— What is needed —
Scan the following material for the string "sinA" and copy each line in which it appears.

[START Supplied data]

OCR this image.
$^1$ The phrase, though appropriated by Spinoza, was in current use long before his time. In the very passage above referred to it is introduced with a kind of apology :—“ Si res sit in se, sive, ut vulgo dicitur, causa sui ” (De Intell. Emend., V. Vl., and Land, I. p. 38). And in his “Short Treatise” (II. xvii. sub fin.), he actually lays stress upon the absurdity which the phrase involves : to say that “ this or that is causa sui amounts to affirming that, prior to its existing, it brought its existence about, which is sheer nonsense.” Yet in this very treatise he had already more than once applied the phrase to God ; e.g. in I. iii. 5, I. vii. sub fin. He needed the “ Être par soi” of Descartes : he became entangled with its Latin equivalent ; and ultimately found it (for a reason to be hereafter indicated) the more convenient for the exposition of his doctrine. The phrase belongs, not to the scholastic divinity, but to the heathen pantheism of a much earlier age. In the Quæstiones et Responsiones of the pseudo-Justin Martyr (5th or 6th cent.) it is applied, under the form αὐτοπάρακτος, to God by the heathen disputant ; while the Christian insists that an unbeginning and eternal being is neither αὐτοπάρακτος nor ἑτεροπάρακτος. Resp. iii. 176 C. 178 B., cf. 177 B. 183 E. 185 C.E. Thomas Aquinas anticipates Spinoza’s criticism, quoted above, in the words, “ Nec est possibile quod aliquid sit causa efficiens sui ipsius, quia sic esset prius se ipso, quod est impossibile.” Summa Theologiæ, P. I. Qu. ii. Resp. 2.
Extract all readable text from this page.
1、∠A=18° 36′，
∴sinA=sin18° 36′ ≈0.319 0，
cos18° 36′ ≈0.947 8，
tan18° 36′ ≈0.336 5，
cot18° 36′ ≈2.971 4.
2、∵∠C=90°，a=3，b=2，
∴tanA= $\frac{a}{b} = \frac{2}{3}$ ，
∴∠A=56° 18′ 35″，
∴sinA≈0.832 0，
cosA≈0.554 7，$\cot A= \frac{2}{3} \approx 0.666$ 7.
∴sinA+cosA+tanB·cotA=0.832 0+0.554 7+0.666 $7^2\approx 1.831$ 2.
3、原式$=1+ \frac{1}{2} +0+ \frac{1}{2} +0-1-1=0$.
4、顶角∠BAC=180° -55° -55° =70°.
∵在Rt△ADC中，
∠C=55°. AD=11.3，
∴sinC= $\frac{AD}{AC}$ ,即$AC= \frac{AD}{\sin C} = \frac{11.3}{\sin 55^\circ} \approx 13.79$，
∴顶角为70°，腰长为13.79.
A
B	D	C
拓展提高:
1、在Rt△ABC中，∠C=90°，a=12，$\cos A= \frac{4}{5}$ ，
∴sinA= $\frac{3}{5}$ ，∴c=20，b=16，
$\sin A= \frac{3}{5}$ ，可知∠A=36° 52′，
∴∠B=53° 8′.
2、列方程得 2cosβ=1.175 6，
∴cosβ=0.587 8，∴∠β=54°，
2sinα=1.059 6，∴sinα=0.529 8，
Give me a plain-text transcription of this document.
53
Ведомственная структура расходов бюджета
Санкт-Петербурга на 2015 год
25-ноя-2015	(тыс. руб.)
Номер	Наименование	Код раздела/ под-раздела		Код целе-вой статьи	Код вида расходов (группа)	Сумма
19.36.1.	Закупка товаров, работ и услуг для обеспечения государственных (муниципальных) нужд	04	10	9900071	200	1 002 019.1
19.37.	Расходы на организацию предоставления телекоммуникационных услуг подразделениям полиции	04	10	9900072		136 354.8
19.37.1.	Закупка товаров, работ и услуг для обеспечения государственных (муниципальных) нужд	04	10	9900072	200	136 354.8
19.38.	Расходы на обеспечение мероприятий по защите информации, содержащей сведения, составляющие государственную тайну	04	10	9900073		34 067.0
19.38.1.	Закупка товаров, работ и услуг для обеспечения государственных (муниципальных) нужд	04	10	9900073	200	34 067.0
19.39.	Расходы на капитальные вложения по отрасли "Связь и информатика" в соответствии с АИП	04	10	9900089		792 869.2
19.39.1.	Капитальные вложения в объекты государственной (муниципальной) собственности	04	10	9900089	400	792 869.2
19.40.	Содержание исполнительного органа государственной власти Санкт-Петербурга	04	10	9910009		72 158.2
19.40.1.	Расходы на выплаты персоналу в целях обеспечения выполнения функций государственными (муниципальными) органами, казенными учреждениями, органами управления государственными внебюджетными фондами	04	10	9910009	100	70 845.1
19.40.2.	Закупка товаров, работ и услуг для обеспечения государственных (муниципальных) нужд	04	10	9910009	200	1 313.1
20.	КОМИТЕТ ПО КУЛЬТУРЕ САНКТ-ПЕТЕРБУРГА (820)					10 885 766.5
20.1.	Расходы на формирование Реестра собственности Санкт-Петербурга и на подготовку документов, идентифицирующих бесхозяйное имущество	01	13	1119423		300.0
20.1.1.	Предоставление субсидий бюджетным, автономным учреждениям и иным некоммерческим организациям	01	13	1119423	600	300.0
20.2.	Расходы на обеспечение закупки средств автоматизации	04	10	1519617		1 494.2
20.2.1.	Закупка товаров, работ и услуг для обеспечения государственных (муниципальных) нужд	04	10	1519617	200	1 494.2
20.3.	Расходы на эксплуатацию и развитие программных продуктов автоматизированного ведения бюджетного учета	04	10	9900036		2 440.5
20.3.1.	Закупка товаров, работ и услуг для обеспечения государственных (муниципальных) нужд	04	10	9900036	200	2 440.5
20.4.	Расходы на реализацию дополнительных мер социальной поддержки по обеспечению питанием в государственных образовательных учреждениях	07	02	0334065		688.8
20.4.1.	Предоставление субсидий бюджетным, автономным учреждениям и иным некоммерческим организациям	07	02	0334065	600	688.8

[END Supplied data]

— Solved exercise —
∴sinA=sin18° 36′ ≈0.319 0，
∴sinA≈0.832 0，
∴sinA+cosA+tanB·cotA=0.832 0+0.554 7+0.666 $7^2\approx 1.831$ 2.
∴sinA= $\frac{3}{5}$ ，∴c=20，b=16，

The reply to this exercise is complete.